#### Provided data

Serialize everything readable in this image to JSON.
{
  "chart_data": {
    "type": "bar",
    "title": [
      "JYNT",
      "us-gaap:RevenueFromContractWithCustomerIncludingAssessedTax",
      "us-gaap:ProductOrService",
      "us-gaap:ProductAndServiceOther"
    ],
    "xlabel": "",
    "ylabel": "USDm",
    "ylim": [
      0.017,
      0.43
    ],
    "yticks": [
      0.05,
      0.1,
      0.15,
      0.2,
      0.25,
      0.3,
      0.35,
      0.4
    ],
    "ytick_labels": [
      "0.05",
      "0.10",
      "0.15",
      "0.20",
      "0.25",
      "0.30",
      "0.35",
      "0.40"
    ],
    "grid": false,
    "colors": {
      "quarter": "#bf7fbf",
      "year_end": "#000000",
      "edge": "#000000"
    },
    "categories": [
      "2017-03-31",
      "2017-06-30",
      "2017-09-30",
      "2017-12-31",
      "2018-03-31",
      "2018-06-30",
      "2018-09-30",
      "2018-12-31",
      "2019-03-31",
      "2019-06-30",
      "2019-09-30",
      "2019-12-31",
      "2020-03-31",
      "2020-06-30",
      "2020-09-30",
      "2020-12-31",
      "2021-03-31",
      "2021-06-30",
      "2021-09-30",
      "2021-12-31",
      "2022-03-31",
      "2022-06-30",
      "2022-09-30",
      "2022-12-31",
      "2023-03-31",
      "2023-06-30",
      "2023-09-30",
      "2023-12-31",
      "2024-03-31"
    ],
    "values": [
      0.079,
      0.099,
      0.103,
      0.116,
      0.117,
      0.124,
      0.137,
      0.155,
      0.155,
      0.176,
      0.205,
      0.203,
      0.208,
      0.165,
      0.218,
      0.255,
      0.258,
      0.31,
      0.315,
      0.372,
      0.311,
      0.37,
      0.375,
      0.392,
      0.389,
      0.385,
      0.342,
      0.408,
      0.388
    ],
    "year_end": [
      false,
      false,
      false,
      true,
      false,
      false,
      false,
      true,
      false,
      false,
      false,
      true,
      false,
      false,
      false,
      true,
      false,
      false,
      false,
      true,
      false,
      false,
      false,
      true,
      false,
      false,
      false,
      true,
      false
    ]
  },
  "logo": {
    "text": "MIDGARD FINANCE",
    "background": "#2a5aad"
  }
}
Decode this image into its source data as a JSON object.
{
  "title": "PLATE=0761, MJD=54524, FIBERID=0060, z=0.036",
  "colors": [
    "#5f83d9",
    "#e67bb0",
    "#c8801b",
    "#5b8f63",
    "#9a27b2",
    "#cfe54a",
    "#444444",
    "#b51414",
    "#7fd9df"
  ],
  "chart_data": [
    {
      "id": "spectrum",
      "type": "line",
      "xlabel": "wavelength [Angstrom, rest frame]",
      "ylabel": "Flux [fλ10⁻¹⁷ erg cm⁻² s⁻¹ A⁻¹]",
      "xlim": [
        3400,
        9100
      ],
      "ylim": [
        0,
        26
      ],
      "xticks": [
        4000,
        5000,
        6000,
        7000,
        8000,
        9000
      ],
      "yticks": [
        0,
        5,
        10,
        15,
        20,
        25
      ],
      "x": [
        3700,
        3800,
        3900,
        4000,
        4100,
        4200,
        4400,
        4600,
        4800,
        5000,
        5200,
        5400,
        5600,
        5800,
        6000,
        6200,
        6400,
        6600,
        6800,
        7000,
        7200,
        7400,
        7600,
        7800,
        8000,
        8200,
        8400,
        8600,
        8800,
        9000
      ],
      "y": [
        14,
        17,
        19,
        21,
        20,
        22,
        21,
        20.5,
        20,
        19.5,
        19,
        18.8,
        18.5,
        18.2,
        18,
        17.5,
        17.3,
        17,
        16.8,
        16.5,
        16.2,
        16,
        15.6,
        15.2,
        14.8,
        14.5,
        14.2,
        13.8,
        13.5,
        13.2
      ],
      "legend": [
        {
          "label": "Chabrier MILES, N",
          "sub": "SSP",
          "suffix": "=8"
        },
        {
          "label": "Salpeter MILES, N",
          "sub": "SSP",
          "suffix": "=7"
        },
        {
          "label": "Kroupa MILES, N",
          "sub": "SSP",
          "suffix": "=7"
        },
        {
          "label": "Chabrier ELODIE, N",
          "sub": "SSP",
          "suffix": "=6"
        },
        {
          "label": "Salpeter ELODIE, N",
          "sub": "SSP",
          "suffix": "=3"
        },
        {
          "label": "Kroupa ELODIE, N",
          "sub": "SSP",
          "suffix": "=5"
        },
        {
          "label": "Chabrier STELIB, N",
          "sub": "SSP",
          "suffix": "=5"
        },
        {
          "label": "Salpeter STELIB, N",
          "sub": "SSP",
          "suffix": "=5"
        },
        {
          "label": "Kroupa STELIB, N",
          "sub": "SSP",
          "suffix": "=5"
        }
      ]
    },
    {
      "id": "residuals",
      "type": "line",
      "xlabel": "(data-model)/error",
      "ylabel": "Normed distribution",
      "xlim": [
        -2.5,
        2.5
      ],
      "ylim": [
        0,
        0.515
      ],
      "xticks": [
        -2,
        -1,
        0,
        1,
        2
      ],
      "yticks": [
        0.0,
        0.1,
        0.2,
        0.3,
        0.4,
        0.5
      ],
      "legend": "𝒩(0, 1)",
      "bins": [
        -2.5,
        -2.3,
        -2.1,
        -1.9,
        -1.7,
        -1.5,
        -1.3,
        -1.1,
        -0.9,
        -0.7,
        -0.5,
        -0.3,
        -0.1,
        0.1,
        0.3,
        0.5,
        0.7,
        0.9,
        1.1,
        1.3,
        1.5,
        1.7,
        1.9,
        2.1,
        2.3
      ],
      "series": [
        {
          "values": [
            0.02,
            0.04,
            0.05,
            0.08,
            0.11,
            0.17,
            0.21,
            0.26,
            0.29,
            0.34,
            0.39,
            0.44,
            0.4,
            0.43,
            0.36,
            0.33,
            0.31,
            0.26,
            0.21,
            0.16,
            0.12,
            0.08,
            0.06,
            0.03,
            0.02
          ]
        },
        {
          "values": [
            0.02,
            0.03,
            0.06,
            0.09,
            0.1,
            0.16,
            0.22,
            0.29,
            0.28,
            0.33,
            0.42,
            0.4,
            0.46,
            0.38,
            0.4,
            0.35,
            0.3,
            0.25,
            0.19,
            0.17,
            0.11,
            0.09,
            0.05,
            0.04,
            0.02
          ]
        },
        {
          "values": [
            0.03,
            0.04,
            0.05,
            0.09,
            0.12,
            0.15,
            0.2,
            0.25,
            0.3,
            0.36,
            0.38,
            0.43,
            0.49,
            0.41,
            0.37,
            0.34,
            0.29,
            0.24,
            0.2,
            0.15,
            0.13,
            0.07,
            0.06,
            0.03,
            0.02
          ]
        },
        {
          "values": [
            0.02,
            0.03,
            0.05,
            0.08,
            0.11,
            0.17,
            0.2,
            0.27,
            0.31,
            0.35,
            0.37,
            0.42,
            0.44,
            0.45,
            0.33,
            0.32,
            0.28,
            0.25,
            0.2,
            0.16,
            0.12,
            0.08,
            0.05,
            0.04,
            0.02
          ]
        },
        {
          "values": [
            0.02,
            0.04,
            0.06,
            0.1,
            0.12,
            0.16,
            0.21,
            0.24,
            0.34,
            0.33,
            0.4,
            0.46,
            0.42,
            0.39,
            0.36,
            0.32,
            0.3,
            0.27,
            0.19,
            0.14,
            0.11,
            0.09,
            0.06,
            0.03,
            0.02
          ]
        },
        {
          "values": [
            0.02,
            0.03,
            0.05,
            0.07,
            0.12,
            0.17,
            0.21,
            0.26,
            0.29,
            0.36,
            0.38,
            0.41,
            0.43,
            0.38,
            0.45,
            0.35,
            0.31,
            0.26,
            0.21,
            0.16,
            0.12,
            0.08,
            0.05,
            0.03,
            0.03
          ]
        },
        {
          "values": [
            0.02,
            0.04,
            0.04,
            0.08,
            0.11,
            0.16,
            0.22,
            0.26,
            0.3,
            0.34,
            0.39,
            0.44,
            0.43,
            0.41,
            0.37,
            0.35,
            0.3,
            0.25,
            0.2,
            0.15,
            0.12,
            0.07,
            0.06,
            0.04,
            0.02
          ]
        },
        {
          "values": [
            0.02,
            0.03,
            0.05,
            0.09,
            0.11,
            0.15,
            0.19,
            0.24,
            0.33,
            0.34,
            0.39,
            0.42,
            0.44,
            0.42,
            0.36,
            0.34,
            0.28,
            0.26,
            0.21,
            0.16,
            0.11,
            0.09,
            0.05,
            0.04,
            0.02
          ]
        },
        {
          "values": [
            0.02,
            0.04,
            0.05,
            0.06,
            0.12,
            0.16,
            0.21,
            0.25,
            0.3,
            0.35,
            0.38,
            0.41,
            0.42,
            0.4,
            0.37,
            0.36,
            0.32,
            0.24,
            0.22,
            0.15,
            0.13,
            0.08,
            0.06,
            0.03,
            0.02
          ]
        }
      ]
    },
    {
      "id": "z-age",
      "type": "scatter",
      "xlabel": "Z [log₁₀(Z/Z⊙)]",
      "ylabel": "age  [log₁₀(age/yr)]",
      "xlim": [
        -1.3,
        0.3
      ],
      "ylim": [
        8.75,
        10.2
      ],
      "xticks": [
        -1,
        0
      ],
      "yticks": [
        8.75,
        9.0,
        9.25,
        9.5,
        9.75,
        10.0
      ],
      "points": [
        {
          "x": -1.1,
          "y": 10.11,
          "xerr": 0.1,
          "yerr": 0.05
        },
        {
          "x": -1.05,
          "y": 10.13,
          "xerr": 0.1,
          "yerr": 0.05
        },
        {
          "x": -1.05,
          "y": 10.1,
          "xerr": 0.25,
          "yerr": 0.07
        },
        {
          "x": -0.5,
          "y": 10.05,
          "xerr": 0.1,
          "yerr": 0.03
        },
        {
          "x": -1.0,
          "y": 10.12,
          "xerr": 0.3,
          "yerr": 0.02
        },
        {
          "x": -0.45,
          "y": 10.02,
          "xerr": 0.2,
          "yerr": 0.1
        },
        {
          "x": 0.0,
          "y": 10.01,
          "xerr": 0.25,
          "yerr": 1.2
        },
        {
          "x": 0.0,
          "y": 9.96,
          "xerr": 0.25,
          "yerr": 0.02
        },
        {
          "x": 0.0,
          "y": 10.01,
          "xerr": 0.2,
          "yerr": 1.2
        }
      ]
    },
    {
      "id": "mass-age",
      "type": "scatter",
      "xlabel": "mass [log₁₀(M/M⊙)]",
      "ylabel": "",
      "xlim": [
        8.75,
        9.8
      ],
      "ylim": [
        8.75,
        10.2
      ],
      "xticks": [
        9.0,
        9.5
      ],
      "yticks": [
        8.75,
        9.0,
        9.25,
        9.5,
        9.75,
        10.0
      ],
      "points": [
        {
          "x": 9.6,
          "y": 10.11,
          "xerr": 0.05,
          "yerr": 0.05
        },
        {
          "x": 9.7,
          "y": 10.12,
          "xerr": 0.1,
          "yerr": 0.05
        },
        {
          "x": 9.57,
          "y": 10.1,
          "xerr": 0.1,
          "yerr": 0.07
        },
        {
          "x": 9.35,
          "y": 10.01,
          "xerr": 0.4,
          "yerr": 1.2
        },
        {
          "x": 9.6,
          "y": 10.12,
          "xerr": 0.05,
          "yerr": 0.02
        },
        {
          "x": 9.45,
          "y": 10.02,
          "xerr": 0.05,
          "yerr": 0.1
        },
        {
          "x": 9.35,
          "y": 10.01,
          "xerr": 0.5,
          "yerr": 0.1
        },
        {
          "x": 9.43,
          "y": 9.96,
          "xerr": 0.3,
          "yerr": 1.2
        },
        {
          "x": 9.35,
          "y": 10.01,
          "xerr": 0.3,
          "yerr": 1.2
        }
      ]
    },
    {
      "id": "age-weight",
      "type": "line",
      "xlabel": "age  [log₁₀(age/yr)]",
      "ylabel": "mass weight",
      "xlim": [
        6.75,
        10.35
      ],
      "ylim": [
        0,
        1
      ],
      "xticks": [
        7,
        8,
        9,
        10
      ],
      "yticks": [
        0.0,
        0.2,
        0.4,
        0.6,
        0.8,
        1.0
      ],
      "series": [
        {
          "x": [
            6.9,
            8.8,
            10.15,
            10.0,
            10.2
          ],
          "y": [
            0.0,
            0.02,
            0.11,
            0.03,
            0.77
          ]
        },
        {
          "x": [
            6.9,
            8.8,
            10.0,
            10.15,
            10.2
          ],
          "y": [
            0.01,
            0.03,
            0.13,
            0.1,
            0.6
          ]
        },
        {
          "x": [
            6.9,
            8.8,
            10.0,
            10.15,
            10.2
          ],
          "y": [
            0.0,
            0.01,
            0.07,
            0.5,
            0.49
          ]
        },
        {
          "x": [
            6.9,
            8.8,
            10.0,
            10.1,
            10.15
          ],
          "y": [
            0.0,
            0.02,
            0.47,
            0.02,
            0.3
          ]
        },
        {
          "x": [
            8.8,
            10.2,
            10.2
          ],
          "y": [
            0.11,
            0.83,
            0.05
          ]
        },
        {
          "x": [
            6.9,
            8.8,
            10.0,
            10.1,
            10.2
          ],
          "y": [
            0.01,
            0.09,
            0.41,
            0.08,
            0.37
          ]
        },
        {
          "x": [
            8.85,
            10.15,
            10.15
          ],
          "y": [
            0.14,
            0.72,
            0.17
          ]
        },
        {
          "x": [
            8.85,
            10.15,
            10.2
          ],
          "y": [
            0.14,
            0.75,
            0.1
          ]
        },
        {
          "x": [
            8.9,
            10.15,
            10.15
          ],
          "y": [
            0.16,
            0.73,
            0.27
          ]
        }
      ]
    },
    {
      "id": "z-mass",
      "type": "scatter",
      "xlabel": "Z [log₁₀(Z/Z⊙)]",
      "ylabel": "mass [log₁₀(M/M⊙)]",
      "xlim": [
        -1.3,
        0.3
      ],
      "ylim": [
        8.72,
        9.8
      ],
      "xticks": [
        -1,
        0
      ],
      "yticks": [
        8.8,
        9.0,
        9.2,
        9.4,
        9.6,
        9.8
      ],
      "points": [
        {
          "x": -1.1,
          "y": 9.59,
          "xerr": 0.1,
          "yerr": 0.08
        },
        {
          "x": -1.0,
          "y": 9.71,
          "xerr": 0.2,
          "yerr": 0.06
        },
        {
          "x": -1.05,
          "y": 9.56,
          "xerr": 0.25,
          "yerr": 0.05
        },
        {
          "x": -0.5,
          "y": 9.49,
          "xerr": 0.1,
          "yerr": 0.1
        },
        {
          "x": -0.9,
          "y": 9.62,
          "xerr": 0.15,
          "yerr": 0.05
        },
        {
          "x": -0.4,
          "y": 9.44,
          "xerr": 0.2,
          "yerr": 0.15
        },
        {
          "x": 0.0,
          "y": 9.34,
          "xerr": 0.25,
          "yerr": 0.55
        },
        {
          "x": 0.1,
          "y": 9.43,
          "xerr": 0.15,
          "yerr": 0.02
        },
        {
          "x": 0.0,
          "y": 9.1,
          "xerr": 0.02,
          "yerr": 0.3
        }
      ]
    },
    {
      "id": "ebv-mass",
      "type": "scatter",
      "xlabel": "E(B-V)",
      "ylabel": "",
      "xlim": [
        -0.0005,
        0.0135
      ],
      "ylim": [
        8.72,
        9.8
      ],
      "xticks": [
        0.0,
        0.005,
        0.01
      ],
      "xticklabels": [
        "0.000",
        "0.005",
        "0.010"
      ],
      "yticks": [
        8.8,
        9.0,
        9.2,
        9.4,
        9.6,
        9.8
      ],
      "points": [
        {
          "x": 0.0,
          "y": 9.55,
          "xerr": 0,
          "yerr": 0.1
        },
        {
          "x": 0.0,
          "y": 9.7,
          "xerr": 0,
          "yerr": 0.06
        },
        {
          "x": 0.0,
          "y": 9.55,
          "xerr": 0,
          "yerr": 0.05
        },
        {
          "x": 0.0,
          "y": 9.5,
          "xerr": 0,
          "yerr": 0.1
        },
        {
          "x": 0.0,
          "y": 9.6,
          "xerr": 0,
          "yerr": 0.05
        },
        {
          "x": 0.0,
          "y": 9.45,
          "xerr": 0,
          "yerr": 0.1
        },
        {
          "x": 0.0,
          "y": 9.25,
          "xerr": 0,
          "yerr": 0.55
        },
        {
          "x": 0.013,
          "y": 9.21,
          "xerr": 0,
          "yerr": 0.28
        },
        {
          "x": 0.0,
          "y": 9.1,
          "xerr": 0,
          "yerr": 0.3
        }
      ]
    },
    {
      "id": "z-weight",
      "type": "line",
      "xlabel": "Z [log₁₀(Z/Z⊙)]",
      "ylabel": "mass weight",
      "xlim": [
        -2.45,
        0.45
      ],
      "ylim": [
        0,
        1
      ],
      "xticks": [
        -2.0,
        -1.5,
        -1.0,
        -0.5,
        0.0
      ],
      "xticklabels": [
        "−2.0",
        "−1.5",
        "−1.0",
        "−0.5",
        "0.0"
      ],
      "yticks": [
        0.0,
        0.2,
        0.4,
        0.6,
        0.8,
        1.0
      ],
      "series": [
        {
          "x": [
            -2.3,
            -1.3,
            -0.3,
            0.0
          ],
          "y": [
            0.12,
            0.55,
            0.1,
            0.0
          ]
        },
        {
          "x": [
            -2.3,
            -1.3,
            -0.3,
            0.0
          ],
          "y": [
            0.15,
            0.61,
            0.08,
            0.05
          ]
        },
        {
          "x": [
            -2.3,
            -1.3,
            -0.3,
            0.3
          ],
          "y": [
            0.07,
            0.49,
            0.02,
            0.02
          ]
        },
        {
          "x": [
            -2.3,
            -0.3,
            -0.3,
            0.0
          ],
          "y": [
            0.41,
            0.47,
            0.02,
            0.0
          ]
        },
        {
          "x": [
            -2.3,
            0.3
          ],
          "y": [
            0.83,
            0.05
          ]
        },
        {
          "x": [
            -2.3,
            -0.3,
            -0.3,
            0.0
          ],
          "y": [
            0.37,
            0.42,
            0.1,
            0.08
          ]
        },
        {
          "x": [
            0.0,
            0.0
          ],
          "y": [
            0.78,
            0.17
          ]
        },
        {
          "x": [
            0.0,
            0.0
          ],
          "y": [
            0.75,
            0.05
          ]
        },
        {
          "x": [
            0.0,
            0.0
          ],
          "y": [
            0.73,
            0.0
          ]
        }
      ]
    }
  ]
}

########

● What is needed: Only lines with the word "weight" are wanted, so copy each one from the records.

● Task response:
      "id": "age-weight",
      "ylabel": "mass weight",
      "id": "z-weight",
      "ylabel": "mass weight",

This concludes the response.